▶ _TASK INSTRUCTIONS_
Search the records for "Volumes" and copy each line that holds it.

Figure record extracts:
**********
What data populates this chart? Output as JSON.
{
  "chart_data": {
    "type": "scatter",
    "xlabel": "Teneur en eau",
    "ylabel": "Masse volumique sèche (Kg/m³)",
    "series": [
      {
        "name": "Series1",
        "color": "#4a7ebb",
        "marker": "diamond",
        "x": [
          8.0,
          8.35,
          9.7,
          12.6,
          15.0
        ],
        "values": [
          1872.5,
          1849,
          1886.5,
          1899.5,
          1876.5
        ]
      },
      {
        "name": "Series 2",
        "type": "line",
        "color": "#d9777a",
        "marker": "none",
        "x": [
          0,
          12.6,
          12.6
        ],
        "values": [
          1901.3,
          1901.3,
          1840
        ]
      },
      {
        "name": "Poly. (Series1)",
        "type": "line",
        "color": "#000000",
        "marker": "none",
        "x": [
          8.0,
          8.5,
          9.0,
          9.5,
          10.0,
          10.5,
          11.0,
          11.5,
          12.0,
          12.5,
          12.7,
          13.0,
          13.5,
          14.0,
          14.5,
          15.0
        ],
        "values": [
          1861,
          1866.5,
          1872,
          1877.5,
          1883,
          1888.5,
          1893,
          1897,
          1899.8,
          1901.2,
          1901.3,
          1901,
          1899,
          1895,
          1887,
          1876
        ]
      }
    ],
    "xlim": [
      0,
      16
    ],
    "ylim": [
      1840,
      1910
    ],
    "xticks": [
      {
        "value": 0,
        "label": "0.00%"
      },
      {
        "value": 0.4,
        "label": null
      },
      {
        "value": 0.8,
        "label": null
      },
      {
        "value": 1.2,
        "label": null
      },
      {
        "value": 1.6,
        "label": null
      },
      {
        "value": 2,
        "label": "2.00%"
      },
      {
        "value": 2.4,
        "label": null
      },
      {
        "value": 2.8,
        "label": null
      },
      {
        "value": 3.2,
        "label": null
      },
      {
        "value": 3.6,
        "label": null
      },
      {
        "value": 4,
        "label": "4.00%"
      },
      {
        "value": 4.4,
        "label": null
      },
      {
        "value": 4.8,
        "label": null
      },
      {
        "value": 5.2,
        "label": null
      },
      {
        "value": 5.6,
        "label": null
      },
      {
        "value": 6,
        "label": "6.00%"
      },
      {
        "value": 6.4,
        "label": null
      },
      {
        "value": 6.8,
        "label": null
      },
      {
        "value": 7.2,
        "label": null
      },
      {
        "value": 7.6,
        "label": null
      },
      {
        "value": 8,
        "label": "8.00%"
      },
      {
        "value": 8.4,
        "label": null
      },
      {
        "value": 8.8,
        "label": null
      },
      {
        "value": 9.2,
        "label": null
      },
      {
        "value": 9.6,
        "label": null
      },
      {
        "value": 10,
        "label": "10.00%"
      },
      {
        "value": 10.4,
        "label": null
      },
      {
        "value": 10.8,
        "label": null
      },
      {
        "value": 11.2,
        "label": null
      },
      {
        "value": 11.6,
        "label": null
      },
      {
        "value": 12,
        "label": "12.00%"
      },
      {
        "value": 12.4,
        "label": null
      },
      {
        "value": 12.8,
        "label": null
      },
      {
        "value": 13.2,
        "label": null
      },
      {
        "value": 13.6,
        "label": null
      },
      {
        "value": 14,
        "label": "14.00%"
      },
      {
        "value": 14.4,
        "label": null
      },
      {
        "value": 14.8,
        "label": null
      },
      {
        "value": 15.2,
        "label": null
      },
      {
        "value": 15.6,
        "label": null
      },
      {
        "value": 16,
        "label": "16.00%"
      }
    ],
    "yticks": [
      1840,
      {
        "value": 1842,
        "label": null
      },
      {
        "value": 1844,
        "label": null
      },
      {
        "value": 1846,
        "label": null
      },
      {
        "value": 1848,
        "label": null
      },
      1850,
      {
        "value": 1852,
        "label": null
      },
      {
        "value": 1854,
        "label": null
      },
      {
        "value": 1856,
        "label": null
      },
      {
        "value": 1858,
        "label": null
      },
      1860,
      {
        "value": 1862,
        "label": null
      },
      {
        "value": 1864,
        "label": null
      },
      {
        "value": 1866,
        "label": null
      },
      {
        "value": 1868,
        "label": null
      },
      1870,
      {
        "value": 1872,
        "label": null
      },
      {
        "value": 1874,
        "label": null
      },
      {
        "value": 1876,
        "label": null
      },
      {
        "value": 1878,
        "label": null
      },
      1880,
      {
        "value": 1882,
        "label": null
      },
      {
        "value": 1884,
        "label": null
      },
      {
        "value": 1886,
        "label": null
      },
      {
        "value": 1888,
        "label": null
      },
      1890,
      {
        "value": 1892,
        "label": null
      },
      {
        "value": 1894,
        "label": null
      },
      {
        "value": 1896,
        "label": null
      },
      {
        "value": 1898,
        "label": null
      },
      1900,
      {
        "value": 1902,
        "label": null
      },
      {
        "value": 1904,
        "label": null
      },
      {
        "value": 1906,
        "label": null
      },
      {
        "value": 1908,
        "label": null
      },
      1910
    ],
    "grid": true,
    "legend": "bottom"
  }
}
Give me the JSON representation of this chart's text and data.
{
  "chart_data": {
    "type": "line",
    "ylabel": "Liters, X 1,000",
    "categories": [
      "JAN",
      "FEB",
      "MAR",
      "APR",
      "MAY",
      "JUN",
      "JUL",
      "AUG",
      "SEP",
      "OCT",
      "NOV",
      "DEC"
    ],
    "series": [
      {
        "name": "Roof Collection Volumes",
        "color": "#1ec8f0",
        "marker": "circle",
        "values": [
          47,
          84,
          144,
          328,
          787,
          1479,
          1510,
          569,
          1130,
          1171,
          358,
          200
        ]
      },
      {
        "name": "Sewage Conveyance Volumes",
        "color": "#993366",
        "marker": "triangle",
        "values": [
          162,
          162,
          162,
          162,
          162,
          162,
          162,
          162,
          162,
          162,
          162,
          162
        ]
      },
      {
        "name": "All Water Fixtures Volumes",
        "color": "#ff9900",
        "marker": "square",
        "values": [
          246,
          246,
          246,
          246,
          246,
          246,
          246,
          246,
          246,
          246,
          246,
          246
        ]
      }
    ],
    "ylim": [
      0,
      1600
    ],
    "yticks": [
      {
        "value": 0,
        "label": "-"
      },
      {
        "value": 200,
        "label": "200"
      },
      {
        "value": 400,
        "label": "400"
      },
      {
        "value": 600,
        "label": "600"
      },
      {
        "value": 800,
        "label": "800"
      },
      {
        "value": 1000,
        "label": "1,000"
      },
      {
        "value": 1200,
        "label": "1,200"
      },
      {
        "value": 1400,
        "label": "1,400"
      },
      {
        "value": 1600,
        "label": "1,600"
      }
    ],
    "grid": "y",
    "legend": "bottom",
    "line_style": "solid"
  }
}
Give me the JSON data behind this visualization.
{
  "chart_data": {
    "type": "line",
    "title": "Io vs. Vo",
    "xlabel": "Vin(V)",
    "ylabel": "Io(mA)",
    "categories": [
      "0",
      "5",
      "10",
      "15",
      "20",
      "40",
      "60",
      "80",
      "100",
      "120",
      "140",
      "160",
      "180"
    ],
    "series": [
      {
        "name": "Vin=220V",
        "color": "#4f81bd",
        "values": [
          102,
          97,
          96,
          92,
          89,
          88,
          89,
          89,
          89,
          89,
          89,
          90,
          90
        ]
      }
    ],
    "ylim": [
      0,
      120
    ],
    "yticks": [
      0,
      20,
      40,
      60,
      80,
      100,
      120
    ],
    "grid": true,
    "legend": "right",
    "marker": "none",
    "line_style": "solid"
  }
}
**********
▶ _OUTPUT OF THE TASK_
        "name": "Roof Collection Volumes",
        "name": "Sewage Conveyance Volumes",
        "name": "All Water Fixtures Volumes",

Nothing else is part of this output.